__What this task involves__:
Every record below should be transcribed exactly. Omit the images.

** Begin Provided entries **

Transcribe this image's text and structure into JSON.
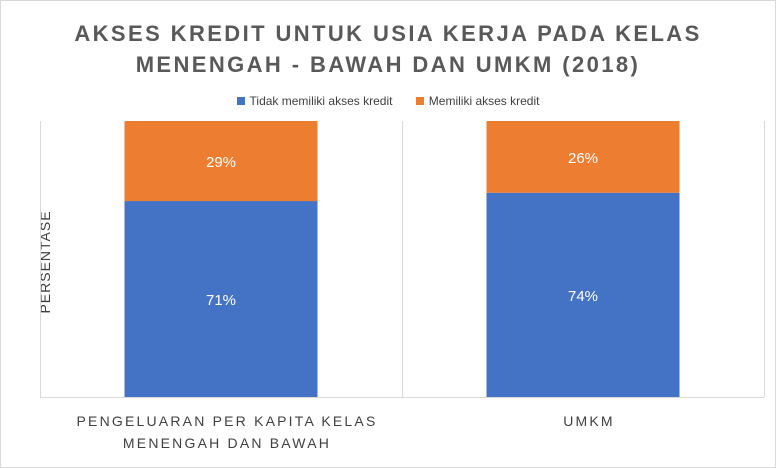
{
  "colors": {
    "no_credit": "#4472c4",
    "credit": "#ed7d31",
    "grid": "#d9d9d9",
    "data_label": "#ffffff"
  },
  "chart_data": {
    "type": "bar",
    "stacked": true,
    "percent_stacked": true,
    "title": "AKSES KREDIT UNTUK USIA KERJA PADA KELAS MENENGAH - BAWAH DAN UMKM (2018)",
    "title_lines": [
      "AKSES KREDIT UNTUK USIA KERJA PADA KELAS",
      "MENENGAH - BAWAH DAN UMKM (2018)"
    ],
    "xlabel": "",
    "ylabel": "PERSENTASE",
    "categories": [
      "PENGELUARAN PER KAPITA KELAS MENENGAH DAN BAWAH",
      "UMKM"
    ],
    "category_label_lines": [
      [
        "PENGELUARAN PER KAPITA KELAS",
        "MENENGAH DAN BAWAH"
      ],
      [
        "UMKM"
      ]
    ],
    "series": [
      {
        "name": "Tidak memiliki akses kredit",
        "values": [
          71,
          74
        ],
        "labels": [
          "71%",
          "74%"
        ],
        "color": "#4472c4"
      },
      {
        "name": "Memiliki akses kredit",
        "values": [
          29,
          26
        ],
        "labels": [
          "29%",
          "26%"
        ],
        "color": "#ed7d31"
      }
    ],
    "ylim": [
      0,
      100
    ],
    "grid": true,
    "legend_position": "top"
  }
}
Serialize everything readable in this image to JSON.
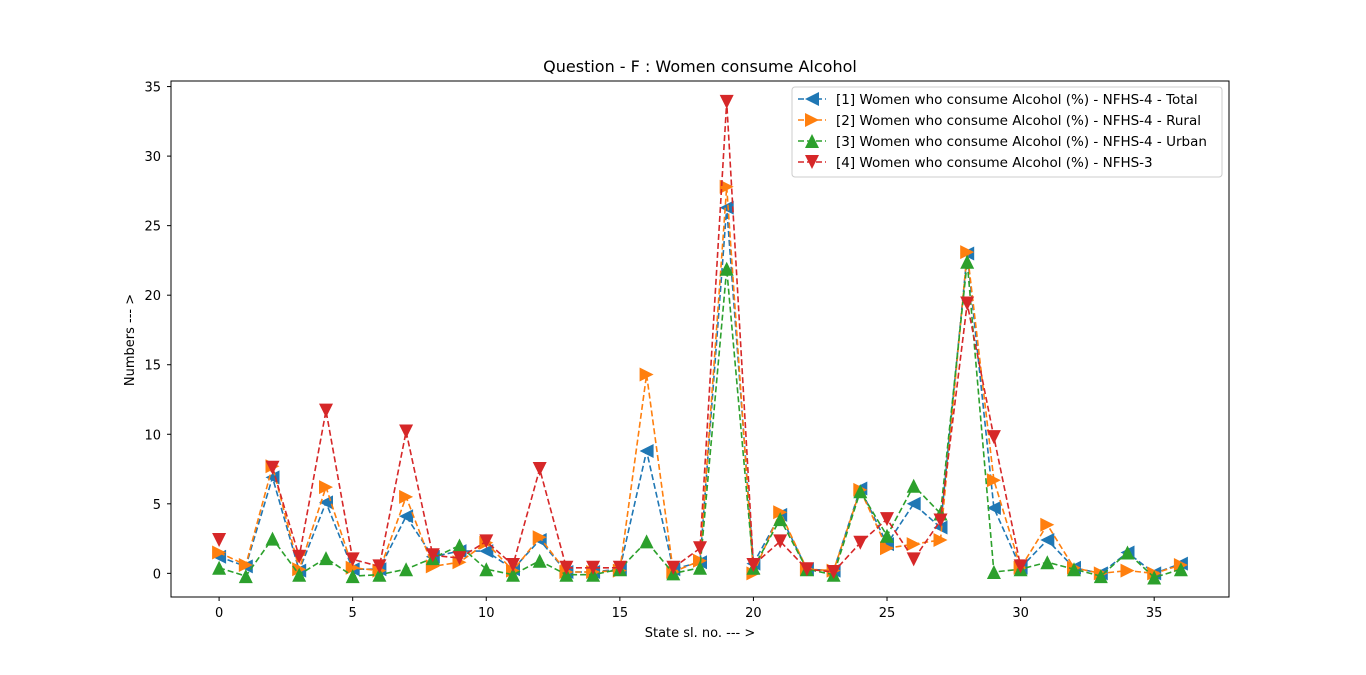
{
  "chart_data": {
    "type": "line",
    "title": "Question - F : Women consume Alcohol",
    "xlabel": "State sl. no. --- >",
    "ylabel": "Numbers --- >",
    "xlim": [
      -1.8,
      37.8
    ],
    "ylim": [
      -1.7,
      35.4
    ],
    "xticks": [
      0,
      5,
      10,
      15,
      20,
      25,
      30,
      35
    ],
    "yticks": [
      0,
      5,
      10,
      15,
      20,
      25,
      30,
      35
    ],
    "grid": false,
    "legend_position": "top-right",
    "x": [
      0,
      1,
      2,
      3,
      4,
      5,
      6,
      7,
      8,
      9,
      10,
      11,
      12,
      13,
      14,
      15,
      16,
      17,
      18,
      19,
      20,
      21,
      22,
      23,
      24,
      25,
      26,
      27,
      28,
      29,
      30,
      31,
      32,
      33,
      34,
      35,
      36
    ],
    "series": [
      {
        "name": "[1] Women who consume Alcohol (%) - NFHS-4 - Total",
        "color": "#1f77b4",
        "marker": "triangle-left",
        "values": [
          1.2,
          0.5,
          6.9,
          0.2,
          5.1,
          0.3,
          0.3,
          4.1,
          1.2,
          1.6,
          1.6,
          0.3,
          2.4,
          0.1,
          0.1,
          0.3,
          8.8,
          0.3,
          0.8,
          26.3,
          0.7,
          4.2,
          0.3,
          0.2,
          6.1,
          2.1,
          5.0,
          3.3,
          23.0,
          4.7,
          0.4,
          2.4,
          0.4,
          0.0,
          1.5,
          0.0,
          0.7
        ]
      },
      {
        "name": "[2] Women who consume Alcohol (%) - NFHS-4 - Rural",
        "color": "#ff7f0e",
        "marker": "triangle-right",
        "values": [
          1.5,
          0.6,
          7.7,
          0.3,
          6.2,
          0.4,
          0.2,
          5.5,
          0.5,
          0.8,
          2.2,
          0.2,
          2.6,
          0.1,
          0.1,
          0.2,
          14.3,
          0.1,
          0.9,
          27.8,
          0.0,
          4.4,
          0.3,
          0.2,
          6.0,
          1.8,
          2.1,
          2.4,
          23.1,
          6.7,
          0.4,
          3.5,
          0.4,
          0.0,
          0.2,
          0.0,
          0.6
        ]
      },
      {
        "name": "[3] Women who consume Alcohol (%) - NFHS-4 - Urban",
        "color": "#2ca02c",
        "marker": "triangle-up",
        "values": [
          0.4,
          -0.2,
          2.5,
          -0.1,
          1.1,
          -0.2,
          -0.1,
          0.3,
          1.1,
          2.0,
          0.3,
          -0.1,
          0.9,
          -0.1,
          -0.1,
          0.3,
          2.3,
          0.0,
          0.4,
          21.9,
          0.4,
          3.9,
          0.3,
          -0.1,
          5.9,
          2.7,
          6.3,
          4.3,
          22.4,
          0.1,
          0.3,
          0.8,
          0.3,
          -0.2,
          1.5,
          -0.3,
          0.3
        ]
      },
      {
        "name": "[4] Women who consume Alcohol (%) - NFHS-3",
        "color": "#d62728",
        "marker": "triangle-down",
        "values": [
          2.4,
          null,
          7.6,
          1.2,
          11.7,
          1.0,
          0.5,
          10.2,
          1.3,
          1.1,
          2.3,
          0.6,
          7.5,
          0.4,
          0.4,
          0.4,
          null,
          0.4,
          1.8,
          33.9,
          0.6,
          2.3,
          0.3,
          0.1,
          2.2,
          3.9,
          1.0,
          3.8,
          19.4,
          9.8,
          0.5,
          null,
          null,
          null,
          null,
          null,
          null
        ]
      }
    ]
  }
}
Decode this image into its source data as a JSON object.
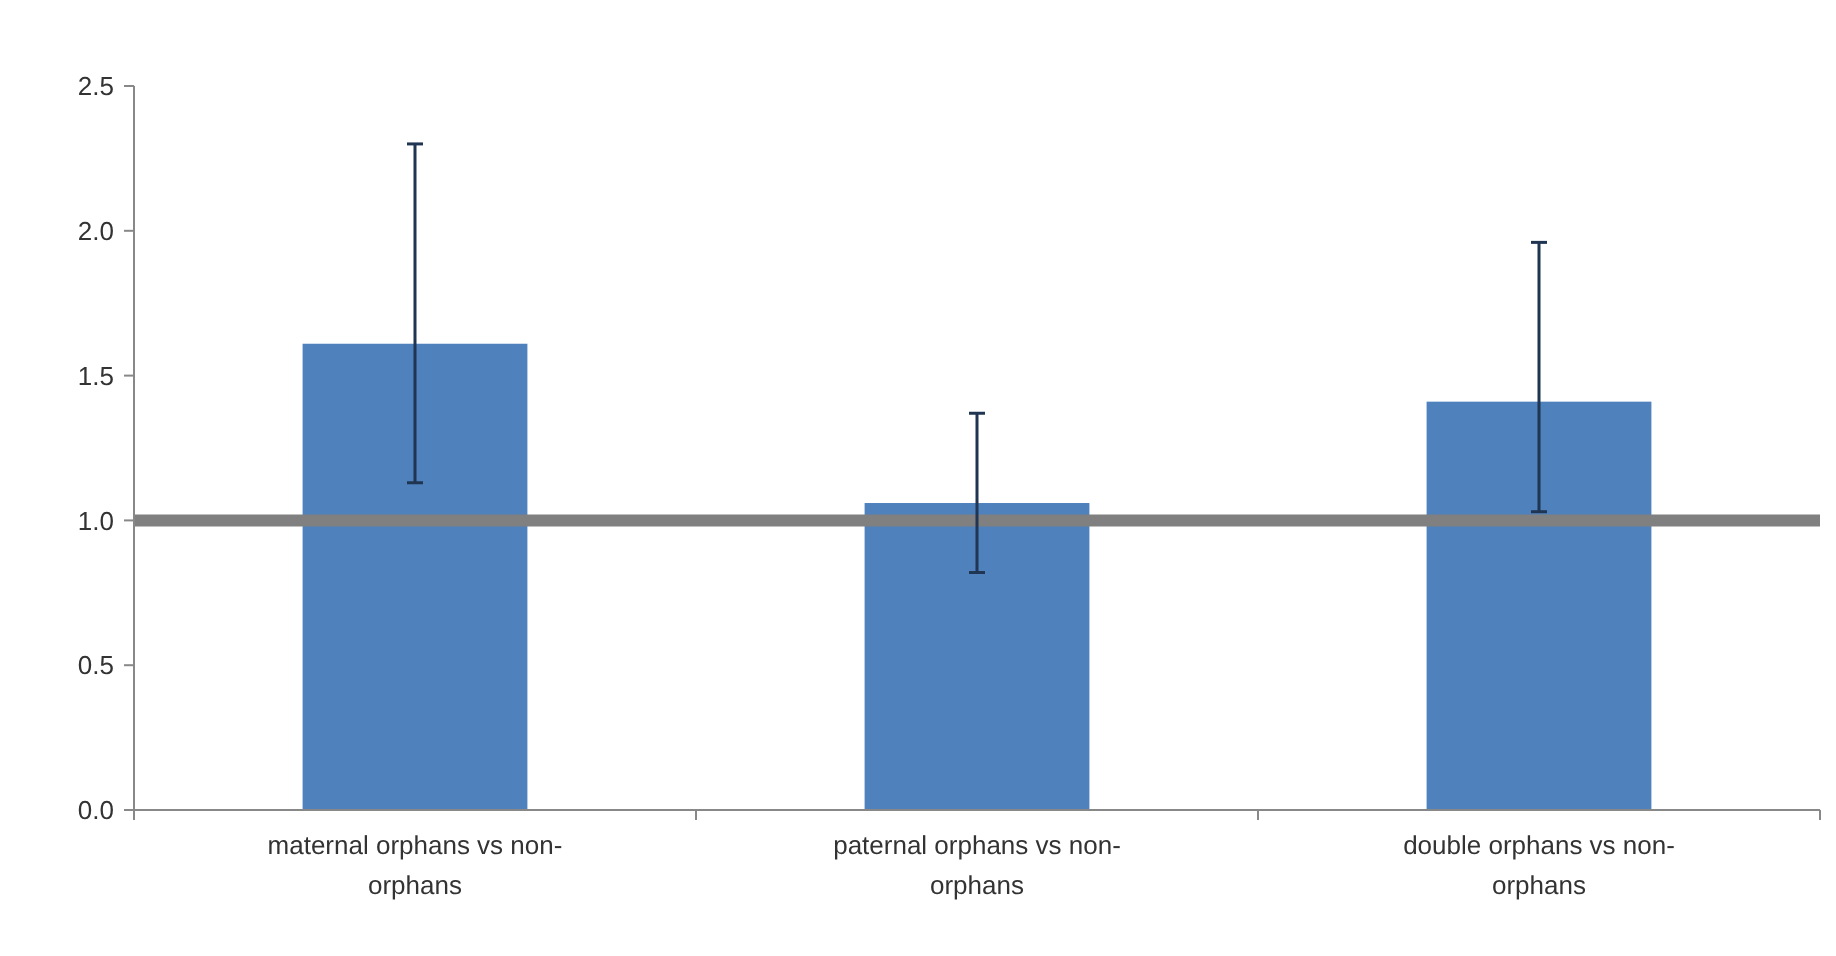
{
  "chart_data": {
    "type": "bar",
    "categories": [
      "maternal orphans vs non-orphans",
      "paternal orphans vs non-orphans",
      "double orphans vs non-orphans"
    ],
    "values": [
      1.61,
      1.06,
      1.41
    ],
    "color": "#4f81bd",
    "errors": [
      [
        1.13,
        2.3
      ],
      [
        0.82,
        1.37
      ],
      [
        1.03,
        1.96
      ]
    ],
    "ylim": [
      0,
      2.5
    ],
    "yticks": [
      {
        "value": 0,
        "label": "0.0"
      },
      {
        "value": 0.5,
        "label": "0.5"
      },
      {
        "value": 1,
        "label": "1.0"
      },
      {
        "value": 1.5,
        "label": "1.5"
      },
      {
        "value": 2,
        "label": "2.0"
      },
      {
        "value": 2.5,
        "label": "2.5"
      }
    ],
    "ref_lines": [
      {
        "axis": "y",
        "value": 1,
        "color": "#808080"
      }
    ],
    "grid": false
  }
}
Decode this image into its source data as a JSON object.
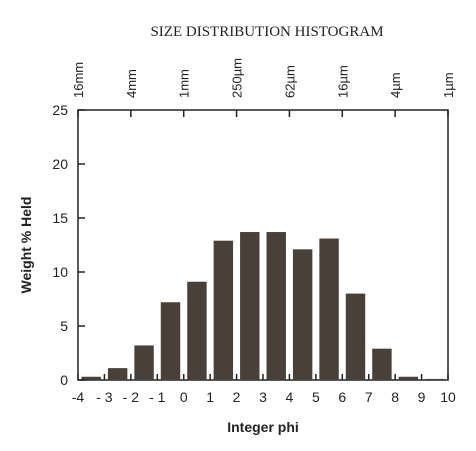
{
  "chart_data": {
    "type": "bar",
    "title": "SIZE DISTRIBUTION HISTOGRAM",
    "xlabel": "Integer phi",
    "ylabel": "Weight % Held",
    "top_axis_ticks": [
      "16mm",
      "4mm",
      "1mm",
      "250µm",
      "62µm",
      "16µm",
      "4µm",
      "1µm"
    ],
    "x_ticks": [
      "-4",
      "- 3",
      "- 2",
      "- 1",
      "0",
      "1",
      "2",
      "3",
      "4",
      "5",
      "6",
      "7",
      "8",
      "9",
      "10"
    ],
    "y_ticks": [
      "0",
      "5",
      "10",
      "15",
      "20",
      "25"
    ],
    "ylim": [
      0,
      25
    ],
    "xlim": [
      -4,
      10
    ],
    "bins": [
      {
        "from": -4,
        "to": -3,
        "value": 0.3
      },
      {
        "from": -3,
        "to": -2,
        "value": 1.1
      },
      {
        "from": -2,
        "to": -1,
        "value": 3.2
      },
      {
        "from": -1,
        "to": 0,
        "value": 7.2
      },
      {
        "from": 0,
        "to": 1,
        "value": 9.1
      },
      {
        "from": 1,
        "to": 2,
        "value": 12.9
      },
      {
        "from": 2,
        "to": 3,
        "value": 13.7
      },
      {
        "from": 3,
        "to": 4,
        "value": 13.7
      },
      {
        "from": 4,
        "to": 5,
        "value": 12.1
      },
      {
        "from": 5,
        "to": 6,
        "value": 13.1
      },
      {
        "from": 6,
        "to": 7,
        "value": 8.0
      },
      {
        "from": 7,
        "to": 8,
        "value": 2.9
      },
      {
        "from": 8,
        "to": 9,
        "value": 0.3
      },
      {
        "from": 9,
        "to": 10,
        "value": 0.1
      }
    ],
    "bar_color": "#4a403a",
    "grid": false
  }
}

** End Provided entries **

__Result for this exercise__:
Transcribe this image's text and structure into JSON.
{
  "colors": {
    "no_credit": "#4472c4",
    "credit": "#ed7d31",
    "grid": "#d9d9d9",
    "data_label": "#ffffff"
  },
  "chart_data": {
    "type": "bar",
    "stacked": true,
    "percent_stacked": true,
    "title": "AKSES KREDIT UNTUK USIA KERJA PADA KELAS MENENGAH - BAWAH DAN UMKM (2018)",
    "title_lines": [
      "AKSES KREDIT UNTUK USIA KERJA PADA KELAS",
      "MENENGAH - BAWAH DAN UMKM (2018)"
    ],
    "xlabel": "",
    "ylabel": "PERSENTASE",
    "categories": [
      "PENGELUARAN PER KAPITA KELAS MENENGAH DAN BAWAH",
      "UMKM"
    ],
    "category_label_lines": [
      [
        "PENGELUARAN PER KAPITA KELAS",
        "MENENGAH DAN BAWAH"
      ],
      [
        "UMKM"
      ]
    ],
    "series": [
      {
        "name": "Tidak memiliki akses kredit",
        "values": [
          71,
          74
        ],
        "labels": [
          "71%",
          "74%"
        ],
        "color": "#4472c4"
      },
      {
        "name": "Memiliki akses kredit",
        "values": [
          29,
          26
        ],
        "labels": [
          "29%",
          "26%"
        ],
        "color": "#ed7d31"
      }
    ],
    "ylim": [
      0,
      100
    ],
    "grid": true,
    "legend_position": "top"
  }
}
Serialize everything readable in this image to JSON.
{
  "chart_data": {
    "type": "line",
    "title": "Question - F : Women consume Alcohol",
    "xlabel": "State sl. no. --- >",
    "ylabel": "Numbers --- >",
    "xlim": [
      -1.8,
      37.8
    ],
    "ylim": [
      -1.7,
      35.4
    ],
    "xticks": [
      0,
      5,
      10,
      15,
      20,
      25,
      30,
      35
    ],
    "yticks": [
      0,
      5,
      10,
      15,
      20,
      25,
      30,
      35
    ],
    "grid": false,
    "legend_position": "top-right",
    "x": [
      0,
      1,
      2,
      3,
      4,
      5,
      6,
      7,
      8,
      9,
      10,
      11,
      12,
      13,
      14,
      15,
      16,
      17,
      18,
      19,
      20,
      21,
      22,
      23,
      24,
      25,
      26,
      27,
      28,
      29,
      30,
      31,
      32,
      33,
      34,
      35,
      36
    ],
    "series": [
      {
        "name": "[1] Women who consume Alcohol (%) - NFHS-4 - Total",
        "color": "#1f77b4",
        "marker": "triangle-left",
        "values": [
          1.2,
          0.5,
          6.9,
          0.2,
          5.1,
          0.3,
          0.3,
          4.1,
          1.2,
          1.6,
          1.6,
          0.3,
          2.4,
          0.1,
          0.1,
          0.3,
          8.8,
          0.3,
          0.8,
          26.3,
          0.7,
          4.2,
          0.3,
          0.2,
          6.1,
          2.1,
          5.0,
          3.3,
          23.0,
          4.7,
          0.4,
          2.4,
          0.4,
          0.0,
          1.5,
          0.0,
          0.7
        ]
      },
      {
        "name": "[2] Women who consume Alcohol (%) - NFHS-4 - Rural",
        "color": "#ff7f0e",
        "marker": "triangle-right",
        "values": [
          1.5,
          0.6,
          7.7,
          0.3,
          6.2,
          0.4,
          0.2,
          5.5,
          0.5,
          0.8,
          2.2,
          0.2,
          2.6,
          0.1,
          0.1,
          0.2,
          14.3,
          0.1,
          0.9,
          27.8,
          0.0,
          4.4,
          0.3,
          0.2,
          6.0,
          1.8,
          2.1,
          2.4,
          23.1,
          6.7,
          0.4,
          3.5,
          0.4,
          0.0,
          0.2,
          0.0,
          0.6
        ]
      },
      {
        "name": "[3] Women who consume Alcohol (%) - NFHS-4 - Urban",
        "color": "#2ca02c",
        "marker": "triangle-up",
        "values": [
          0.4,
          -0.2,
          2.5,
          -0.1,
          1.1,
          -0.2,
          -0.1,
          0.3,
          1.1,
          2.0,
          0.3,
          -0.1,
          0.9,
          -0.1,
          -0.1,
          0.3,
          2.3,
          0.0,
          0.4,
          21.9,
          0.4,
          3.9,
          0.3,
          -0.1,
          5.9,
          2.7,
          6.3,
          4.3,
          22.4,
          0.1,
          0.3,
          0.8,
          0.3,
          -0.2,
          1.5,
          -0.3,
          0.3
        ]
      },
      {
        "name": "[4] Women who consume Alcohol (%) - NFHS-3",
        "color": "#d62728",
        "marker": "triangle-down",
        "values": [
          2.4,
          null,
          7.6,
          1.2,
          11.7,
          1.0,
          0.5,
          10.2,
          1.3,
          1.1,
          2.3,
          0.6,
          7.5,
          0.4,
          0.4,
          0.4,
          null,
          0.4,
          1.8,
          33.9,
          0.6,
          2.3,
          0.3,
          0.1,
          2.2,
          3.9,
          1.0,
          3.8,
          19.4,
          9.8,
          0.5,
          null,
          null,
          null,
          null,
          null,
          null
        ]
      }
    ]
  }
}
Decode this image into its source data as a JSON object.
{
  "chart_data": {
    "type": "bar",
    "categories": [
      "maternal orphans vs non-orphans",
      "paternal orphans vs non-orphans",
      "double orphans vs non-orphans"
    ],
    "values": [
      1.61,
      1.06,
      1.41
    ],
    "color": "#4f81bd",
    "errors": [
      [
        1.13,
        2.3
      ],
      [
        0.82,
        1.37
      ],
      [
        1.03,
        1.96
      ]
    ],
    "ylim": [
      0,
      2.5
    ],
    "yticks": [
      {
        "value": 0,
        "label": "0.0"
      },
      {
        "value": 0.5,
        "label": "0.5"
      },
      {
        "value": 1,
        "label": "1.0"
      },
      {
        "value": 1.5,
        "label": "1.5"
      },
      {
        "value": 2,
        "label": "2.0"
      },
      {
        "value": 2.5,
        "label": "2.5"
      }
    ],
    "ref_lines": [
      {
        "axis": "y",
        "value": 1,
        "color": "#808080"
      }
    ],
    "grid": false
  }
}
Decode this image into its source data as a JSON object.
{
  "chart_data": {
    "type": "bar",
    "title": "SIZE DISTRIBUTION HISTOGRAM",
    "xlabel": "Integer phi",
    "ylabel": "Weight % Held",
    "top_axis_ticks": [
      "16mm",
      "4mm",
      "1mm",
      "250µm",
      "62µm",
      "16µm",
      "4µm",
      "1µm"
    ],
    "x_ticks": [
      "-4",
      "- 3",
      "- 2",
      "- 1",
      "0",
      "1",
      "2",
      "3",
      "4",
      "5",
      "6",
      "7",
      "8",
      "9",
      "10"
    ],
    "y_ticks": [
      "0",
      "5",
      "10",
      "15",
      "20",
      "25"
    ],
    "ylim": [
      0,
      25
    ],
    "xlim": [
      -4,
      10
    ],
    "bins": [
      {
        "from": -4,
        "to": -3,
        "value": 0.3
      },
      {
        "from": -3,
        "to": -2,
        "value": 1.1
      },
      {
        "from": -2,
        "to": -1,
        "value": 3.2
      },
      {
        "from": -1,
        "to": 0,
        "value": 7.2
      },
      {
        "from": 0,
        "to": 1,
        "value": 9.1
      },
      {
        "from": 1,
        "to": 2,
        "value": 12.9
      },
      {
        "from": 2,
        "to": 3,
        "value": 13.7
      },
      {
        "from": 3,
        "to": 4,
        "value": 13.7
      },
      {
        "from": 4,
        "to": 5,
        "value": 12.1
      },
      {
        "from": 5,
        "to": 6,
        "value": 13.1
      },
      {
        "from": 6,
        "to": 7,
        "value": 8.0
      },
      {
        "from": 7,
        "to": 8,
        "value": 2.9
      },
      {
        "from": 8,
        "to": 9,
        "value": 0.3
      },
      {
        "from": 9,
        "to": 10,
        "value": 0.1
      }
    ],
    "bar_color": "#4a403a",
    "grid": false
  }
}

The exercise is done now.